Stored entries
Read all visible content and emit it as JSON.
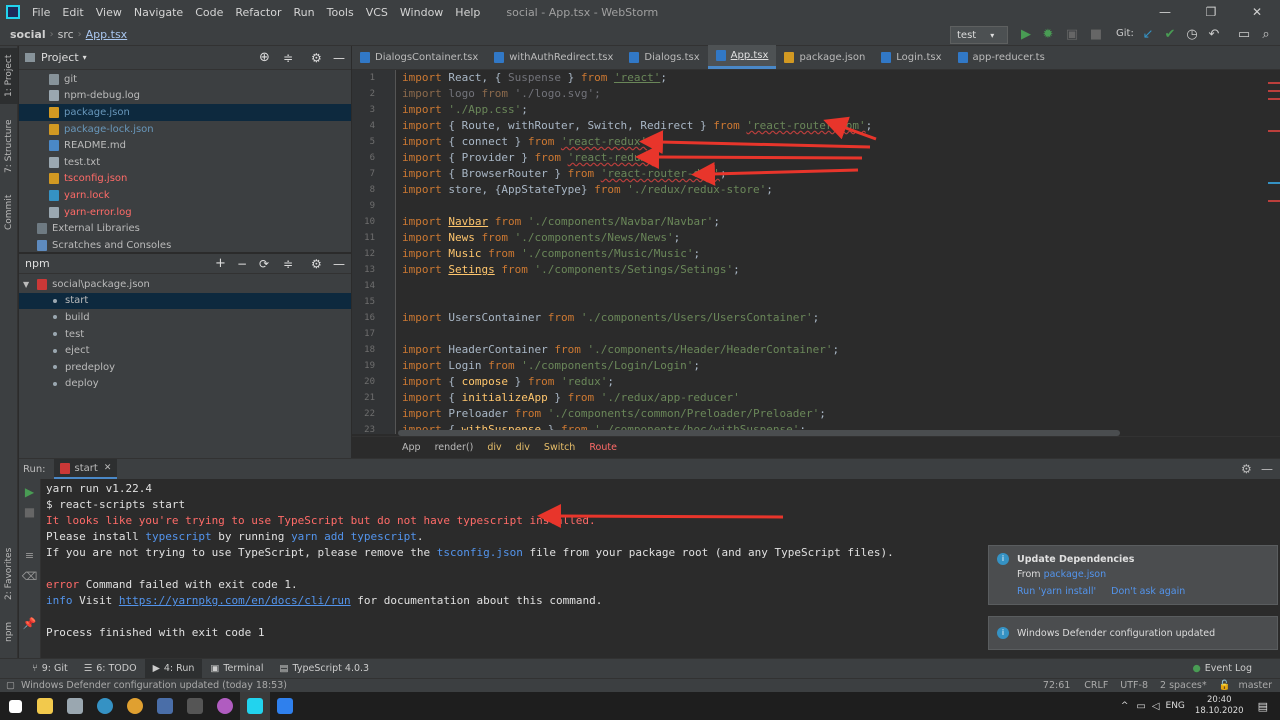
{
  "menubar": {
    "items": [
      "File",
      "Edit",
      "View",
      "Navigate",
      "Code",
      "Refactor",
      "Run",
      "Tools",
      "VCS",
      "Window",
      "Help"
    ],
    "title": "social - App.tsx - WebStorm"
  },
  "navbar": {
    "crumbs": [
      "social",
      "src",
      "App.tsx"
    ],
    "run_config": "test",
    "git_label": "Git:"
  },
  "left_tool_windows": [
    "1: Project",
    "7: Structure",
    "Commit",
    "2: Favorites",
    "npm"
  ],
  "project": {
    "header": "Project",
    "items": [
      {
        "name": "git",
        "color": "#bbbbbb",
        "icon": "folder"
      },
      {
        "name": "npm-debug.log",
        "color": "#bbbbbb",
        "icon": "file"
      },
      {
        "name": "package.json",
        "color": "#6897bb",
        "icon": "file"
      },
      {
        "name": "package-lock.json",
        "color": "#6897bb",
        "icon": "file"
      },
      {
        "name": "README.md",
        "color": "#bbbbbb",
        "icon": "file"
      },
      {
        "name": "test.txt",
        "color": "#bbbbbb",
        "icon": "file"
      },
      {
        "name": "tsconfig.json",
        "color": "#ff6b68",
        "icon": "file"
      },
      {
        "name": "yarn.lock",
        "color": "#ff6b68",
        "icon": "file"
      },
      {
        "name": "yarn-error.log",
        "color": "#ff6b68",
        "icon": "file"
      },
      {
        "name": "External Libraries",
        "color": "#bbbbbb",
        "icon": "lib"
      },
      {
        "name": "Scratches and Consoles",
        "color": "#bbbbbb",
        "icon": "scratch"
      }
    ]
  },
  "npm_panel": {
    "header": "npm",
    "root": "social\\package.json",
    "scripts": [
      "start",
      "build",
      "test",
      "eject",
      "predeploy",
      "deploy"
    ]
  },
  "editor": {
    "tabs": [
      "DialogsContainer.tsx",
      "withAuthRedirect.tsx",
      "Dialogs.tsx",
      "App.tsx",
      "package.json",
      "Login.tsx",
      "app-reducer.ts"
    ],
    "active_tab": "App.tsx",
    "line_numbers": [
      "1",
      "2",
      "3",
      "4",
      "5",
      "6",
      "7",
      "8",
      "9",
      "10",
      "11",
      "12",
      "13",
      "14",
      "15",
      "16",
      "17",
      "18",
      "19",
      "20",
      "21",
      "22",
      "23"
    ],
    "breadcrumb": [
      "App",
      "render()",
      "div",
      "div",
      "Switch",
      "Route"
    ]
  },
  "run_panel": {
    "label": "Run:",
    "tab": "start",
    "lines": [
      "yarn run v1.22.4",
      "$ react-scripts start",
      "It looks like you're trying to use TypeScript but do not have typescript installed.",
      "Please install typescript by running yarn add typescript.",
      "If you are not trying to use TypeScript, please remove the tsconfig.json file from your package root (and any TypeScript files).",
      "",
      "error Command failed with exit code 1.",
      "info Visit https://yarnpkg.com/en/docs/cli/run for documentation about this command.",
      "",
      "Process finished with exit code 1"
    ]
  },
  "notifications": {
    "update_title": "Update Dependencies",
    "update_from": "From",
    "update_file": "package.json",
    "run_yarn": "Run 'yarn install'",
    "dont_ask": "Don't ask again",
    "defender": "Windows Defender configuration updated"
  },
  "bottom_tabs": [
    "9: Git",
    "6: TODO",
    "4: Run",
    "Terminal",
    "TypeScript 4.0.3"
  ],
  "event_log": "Event Log",
  "status": {
    "message": "Windows Defender configuration updated (today 18:53)",
    "position": "72:61",
    "line_sep": "CRLF",
    "encoding": "UTF-8",
    "indent": "2 spaces*",
    "branch": "master"
  },
  "taskbar": {
    "lang": "ENG",
    "time": "20:40",
    "date": "18.10.2020"
  }
}
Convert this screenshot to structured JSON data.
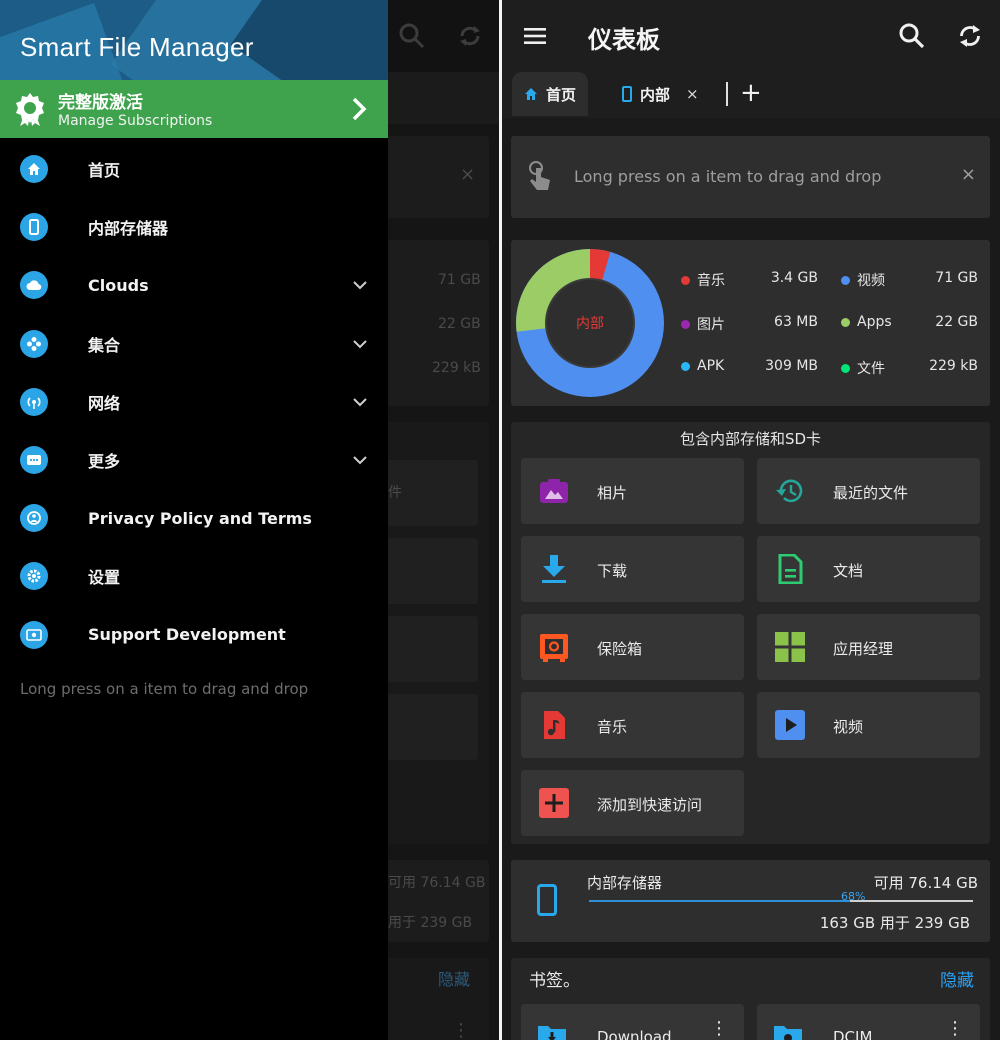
{
  "drawer": {
    "title": "Smart File Manager",
    "promo": {
      "title": "完整版激活",
      "subtitle": "Manage Subscriptions"
    },
    "items": [
      {
        "label": "首页",
        "icon": "home-icon",
        "has_chevron": false
      },
      {
        "label": "内部存储器",
        "icon": "phone-icon",
        "has_chevron": false
      },
      {
        "label": "Clouds",
        "icon": "cloud-icon",
        "has_chevron": true
      },
      {
        "label": "集合",
        "icon": "collection-icon",
        "has_chevron": true
      },
      {
        "label": "网络",
        "icon": "network-icon",
        "has_chevron": true
      },
      {
        "label": "更多",
        "icon": "more-icon",
        "has_chevron": true
      },
      {
        "label": "Privacy Policy and Terms",
        "icon": "privacy-icon",
        "has_chevron": false
      },
      {
        "label": "设置",
        "icon": "gear-icon",
        "has_chevron": false
      },
      {
        "label": "Support Development",
        "icon": "support-icon",
        "has_chevron": false
      }
    ],
    "hint": "Long press on a item to drag and drop"
  },
  "dimmed": {
    "values": [
      "71 GB",
      "22 GB",
      "229 kB"
    ],
    "files_partial": "件",
    "free_partial": "可用 76.14 GB",
    "used_partial": "用于 239 GB",
    "hide_partial": "隐藏"
  },
  "appbar": {
    "title": "仪表板"
  },
  "tabs": {
    "home": "首页",
    "internal": "内部",
    "close": "×",
    "add": "+"
  },
  "hint_card": {
    "text": "Long press on a item to drag and drop",
    "close": "×"
  },
  "storage": {
    "center_label": "内部",
    "legend": [
      {
        "name": "音乐",
        "value": "3.4 GB",
        "color": "#e53935"
      },
      {
        "name": "视频",
        "value": "71 GB",
        "color": "#4f8ff0"
      },
      {
        "name": "图片",
        "value": "63 MB",
        "color": "#9c27b0"
      },
      {
        "name": "Apps",
        "value": "22 GB",
        "color": "#9ccc65"
      },
      {
        "name": "APK",
        "value": "309 MB",
        "color": "#29b6f6"
      },
      {
        "name": "文件",
        "value": "229 kB",
        "color": "#00e676"
      }
    ]
  },
  "quick_access": {
    "title": "包含内部存储和SD卡",
    "items": [
      {
        "label": "相片",
        "icon": "photo-icon"
      },
      {
        "label": "最近的文件",
        "icon": "history-icon"
      },
      {
        "label": "下载",
        "icon": "download-icon"
      },
      {
        "label": "文档",
        "icon": "document-icon"
      },
      {
        "label": "保险箱",
        "icon": "safe-icon"
      },
      {
        "label": "应用经理",
        "icon": "apps-grid-icon"
      },
      {
        "label": "音乐",
        "icon": "music-icon"
      },
      {
        "label": "视频",
        "icon": "video-icon"
      },
      {
        "label": "添加到快速访问",
        "icon": "add-icon"
      }
    ]
  },
  "internal_storage": {
    "title": "内部存储器",
    "free": "可用 76.14 GB",
    "percent_label": "68%",
    "percent": 68,
    "used": "163 GB 用于 239 GB"
  },
  "bookmarks": {
    "title": "书签。",
    "hide": "隐藏",
    "items": [
      {
        "label": "Download",
        "icon": "folder-download-icon"
      },
      {
        "label": "DCIM",
        "icon": "folder-camera-icon"
      }
    ]
  },
  "colors": {
    "accent": "#2aa8ec",
    "promo_green": "#3fa34d",
    "link_blue": "#2b9ff0"
  }
}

(EXERCISE OBJECTIVE) Track down the lines that include the word "Defender" and copy them.

(TASK ANSWER)
    "defender": "Windows Defender configuration updated"
    "message": "Windows Defender configuration updated (today 18:53)",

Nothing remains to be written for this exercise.